GOAL:
Among the following entries, count the lines that contain "učit" and report only the result.

(Stored data entries)
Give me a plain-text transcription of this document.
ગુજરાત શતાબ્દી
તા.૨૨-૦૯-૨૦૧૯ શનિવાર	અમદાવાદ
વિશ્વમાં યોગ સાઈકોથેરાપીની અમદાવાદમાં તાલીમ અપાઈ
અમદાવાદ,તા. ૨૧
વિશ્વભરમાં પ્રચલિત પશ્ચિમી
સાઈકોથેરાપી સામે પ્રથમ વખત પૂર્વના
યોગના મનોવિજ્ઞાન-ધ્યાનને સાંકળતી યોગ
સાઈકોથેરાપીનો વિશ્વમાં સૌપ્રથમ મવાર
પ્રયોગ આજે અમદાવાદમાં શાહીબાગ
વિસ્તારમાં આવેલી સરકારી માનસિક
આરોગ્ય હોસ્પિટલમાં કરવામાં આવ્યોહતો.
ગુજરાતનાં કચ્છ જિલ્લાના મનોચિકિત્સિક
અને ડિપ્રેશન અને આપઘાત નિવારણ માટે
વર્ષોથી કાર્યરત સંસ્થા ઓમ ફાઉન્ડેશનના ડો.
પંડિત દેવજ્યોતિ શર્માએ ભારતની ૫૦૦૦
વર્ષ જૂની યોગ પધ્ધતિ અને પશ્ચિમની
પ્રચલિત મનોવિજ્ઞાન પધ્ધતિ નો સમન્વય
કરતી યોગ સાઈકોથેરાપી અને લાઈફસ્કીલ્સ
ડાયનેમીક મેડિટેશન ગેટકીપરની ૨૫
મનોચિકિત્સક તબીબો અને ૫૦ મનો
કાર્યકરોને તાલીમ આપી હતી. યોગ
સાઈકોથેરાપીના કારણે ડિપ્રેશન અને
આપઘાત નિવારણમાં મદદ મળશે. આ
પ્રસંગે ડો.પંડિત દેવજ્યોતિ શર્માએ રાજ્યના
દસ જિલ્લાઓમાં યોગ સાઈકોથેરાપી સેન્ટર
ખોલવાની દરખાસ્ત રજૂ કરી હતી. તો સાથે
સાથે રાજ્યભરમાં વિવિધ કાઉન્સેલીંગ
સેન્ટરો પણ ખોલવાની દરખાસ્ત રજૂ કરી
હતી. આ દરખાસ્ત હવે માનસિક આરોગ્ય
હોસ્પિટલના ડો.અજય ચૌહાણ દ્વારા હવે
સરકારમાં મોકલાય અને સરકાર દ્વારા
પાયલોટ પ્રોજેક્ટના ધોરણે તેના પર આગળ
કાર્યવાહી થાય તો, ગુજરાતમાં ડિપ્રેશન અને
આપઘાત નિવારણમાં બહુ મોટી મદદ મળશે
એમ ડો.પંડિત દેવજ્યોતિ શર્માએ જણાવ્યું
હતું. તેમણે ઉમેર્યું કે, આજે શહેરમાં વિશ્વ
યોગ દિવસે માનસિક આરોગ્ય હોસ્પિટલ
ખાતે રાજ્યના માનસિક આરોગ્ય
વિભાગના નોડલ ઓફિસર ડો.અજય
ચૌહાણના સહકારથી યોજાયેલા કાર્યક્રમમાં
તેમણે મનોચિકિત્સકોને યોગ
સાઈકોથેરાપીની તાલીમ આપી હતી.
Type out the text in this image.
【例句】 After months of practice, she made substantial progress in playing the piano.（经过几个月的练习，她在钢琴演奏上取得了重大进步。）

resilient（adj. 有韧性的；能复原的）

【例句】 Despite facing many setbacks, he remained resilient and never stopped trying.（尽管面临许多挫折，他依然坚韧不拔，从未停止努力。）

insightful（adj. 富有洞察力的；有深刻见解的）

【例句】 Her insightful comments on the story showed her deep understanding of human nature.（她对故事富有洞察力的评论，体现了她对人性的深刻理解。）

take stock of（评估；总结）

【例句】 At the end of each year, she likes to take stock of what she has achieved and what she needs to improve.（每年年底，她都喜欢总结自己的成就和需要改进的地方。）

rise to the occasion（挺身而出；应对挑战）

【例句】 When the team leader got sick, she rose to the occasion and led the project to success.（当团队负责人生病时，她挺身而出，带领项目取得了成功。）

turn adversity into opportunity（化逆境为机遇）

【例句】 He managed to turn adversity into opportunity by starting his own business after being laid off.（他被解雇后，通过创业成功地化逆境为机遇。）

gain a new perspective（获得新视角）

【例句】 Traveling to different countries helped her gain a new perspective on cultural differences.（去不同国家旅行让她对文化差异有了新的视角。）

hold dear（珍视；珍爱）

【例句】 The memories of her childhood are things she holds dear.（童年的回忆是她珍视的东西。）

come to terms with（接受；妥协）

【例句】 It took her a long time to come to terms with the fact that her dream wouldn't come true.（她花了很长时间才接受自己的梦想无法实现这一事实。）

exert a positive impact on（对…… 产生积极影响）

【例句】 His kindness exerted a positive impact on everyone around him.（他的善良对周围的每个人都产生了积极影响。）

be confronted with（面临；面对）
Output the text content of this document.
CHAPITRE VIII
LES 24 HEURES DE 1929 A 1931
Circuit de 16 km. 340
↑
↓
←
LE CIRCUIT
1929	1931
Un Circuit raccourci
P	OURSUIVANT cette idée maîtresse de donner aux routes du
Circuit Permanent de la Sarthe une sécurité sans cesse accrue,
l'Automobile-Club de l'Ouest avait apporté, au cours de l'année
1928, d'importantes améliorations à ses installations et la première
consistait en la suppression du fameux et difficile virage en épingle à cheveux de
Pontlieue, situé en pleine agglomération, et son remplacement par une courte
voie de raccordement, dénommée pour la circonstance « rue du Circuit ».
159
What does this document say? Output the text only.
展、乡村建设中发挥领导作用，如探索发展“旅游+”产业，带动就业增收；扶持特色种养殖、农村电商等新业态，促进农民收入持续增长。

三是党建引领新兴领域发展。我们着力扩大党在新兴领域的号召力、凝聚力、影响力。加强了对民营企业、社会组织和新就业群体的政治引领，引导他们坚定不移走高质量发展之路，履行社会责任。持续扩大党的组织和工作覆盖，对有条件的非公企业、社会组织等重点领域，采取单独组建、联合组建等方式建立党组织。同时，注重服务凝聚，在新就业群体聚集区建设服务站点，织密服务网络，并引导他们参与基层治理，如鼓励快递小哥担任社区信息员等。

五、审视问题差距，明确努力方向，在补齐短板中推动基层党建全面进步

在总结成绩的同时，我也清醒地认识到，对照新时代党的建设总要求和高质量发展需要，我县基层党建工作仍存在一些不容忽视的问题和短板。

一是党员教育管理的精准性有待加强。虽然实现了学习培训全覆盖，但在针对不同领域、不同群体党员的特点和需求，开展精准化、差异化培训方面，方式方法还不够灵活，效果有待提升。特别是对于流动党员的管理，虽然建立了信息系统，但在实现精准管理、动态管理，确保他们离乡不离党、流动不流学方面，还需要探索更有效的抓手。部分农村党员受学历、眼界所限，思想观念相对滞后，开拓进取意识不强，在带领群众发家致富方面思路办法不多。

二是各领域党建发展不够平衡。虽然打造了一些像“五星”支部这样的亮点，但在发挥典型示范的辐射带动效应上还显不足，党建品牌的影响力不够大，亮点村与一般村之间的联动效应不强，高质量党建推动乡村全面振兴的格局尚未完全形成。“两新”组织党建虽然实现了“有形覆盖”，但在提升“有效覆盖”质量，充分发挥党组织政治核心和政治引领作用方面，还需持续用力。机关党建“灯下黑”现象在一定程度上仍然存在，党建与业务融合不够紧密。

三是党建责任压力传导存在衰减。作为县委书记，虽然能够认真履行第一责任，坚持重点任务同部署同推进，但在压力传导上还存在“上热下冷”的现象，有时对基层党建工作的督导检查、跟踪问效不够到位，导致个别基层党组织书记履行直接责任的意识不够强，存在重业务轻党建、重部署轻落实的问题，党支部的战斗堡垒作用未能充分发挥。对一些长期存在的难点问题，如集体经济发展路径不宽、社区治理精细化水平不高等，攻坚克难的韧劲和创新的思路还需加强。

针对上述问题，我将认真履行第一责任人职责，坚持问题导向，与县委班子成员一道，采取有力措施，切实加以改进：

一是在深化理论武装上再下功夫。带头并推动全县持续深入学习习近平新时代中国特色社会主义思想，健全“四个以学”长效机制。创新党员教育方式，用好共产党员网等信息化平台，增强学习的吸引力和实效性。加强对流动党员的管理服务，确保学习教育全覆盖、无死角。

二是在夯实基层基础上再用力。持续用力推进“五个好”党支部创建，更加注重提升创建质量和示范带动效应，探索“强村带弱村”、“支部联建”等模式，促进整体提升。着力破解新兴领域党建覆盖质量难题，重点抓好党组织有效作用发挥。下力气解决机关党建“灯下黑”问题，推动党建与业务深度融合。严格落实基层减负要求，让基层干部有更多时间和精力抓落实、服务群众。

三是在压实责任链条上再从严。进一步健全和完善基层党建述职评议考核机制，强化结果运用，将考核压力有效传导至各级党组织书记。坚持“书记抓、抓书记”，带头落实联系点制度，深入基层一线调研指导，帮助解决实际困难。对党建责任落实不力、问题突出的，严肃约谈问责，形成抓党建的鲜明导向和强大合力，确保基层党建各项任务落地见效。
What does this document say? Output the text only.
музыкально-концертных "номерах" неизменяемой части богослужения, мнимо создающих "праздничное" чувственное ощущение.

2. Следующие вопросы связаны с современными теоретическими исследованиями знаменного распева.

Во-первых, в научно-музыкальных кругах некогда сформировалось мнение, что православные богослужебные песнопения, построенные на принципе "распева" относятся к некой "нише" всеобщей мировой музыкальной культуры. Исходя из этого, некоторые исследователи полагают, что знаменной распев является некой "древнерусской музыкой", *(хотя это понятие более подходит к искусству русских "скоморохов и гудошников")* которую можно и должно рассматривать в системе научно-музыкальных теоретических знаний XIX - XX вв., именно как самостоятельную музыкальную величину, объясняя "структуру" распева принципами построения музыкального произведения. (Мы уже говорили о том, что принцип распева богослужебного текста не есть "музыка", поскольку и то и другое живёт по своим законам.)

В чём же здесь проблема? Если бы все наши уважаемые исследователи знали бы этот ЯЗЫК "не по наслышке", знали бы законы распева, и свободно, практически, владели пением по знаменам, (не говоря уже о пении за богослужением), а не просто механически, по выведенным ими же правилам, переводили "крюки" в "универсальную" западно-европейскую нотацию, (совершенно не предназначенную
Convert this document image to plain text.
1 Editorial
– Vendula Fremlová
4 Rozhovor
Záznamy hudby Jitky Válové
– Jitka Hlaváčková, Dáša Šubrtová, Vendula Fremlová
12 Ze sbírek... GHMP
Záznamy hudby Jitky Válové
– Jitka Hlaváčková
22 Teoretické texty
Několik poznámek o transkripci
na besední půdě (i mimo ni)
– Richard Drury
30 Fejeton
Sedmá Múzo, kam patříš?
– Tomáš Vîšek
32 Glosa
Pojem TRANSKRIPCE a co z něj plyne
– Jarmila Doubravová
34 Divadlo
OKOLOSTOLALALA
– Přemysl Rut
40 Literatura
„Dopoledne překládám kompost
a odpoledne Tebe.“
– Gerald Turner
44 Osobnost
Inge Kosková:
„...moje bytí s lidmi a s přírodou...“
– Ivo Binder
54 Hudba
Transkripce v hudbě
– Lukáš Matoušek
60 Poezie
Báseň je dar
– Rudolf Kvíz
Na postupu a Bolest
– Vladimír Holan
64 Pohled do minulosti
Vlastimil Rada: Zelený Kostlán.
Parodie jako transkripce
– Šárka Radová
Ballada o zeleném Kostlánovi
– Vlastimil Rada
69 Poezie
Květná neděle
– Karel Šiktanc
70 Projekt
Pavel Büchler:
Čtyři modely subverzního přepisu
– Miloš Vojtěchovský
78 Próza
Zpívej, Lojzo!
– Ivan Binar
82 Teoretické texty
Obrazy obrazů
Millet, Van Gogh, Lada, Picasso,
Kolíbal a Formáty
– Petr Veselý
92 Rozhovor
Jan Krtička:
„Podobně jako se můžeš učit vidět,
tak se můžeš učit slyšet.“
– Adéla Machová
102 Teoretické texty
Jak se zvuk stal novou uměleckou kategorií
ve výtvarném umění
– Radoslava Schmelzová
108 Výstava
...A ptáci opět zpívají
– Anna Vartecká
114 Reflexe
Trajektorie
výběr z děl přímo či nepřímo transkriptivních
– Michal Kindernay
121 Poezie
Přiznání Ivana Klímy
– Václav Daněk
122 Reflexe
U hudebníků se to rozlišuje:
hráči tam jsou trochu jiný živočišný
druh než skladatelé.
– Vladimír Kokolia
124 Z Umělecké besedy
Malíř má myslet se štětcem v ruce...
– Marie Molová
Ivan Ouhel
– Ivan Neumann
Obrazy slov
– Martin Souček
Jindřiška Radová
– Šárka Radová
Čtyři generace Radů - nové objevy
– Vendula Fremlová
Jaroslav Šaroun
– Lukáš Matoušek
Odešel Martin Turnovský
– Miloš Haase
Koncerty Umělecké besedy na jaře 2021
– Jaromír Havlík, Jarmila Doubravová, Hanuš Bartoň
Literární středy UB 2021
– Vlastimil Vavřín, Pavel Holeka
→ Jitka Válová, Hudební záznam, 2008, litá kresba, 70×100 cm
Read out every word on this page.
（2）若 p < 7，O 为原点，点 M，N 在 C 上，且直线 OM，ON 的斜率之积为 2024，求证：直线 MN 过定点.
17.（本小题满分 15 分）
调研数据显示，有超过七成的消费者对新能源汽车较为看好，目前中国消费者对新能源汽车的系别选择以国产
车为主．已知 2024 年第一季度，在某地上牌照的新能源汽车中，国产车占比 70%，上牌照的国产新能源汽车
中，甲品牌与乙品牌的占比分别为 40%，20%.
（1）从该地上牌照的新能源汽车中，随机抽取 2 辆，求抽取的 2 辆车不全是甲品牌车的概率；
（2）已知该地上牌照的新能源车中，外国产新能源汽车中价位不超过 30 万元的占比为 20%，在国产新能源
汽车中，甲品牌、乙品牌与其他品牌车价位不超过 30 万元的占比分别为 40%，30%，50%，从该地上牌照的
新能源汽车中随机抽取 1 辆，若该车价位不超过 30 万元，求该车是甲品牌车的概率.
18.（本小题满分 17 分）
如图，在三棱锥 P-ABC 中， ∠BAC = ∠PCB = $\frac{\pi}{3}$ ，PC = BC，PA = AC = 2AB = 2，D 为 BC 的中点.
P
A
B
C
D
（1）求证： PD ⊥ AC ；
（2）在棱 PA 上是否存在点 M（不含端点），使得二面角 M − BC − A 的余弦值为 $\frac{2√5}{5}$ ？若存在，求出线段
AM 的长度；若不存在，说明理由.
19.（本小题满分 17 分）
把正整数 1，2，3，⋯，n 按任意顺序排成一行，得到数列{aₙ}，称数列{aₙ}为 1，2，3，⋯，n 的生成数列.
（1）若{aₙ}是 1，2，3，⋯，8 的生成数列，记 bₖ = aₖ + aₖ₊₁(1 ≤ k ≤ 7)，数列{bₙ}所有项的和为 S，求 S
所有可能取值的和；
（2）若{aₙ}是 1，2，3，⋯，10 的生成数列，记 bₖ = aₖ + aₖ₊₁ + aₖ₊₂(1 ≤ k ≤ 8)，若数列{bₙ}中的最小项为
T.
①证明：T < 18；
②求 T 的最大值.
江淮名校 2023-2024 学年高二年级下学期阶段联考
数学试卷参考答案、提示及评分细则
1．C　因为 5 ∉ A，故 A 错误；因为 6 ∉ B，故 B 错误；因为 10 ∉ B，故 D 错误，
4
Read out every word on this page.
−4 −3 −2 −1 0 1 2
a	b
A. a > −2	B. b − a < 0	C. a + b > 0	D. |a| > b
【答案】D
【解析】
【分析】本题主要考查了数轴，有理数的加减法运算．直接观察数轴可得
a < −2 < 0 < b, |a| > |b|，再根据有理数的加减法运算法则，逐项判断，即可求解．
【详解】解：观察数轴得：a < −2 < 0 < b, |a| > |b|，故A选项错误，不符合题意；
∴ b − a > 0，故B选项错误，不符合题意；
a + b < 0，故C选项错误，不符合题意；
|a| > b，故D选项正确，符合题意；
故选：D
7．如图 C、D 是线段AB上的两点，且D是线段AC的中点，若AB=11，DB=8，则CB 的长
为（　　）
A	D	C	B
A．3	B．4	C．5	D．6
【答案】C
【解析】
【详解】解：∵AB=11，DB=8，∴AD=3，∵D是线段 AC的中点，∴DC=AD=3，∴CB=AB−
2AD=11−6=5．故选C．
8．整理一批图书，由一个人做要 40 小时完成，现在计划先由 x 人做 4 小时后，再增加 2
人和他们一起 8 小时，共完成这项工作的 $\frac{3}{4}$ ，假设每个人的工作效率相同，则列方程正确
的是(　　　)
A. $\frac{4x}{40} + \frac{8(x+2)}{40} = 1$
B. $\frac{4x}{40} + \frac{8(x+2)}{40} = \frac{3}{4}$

WRITTEN SOLUTION:
2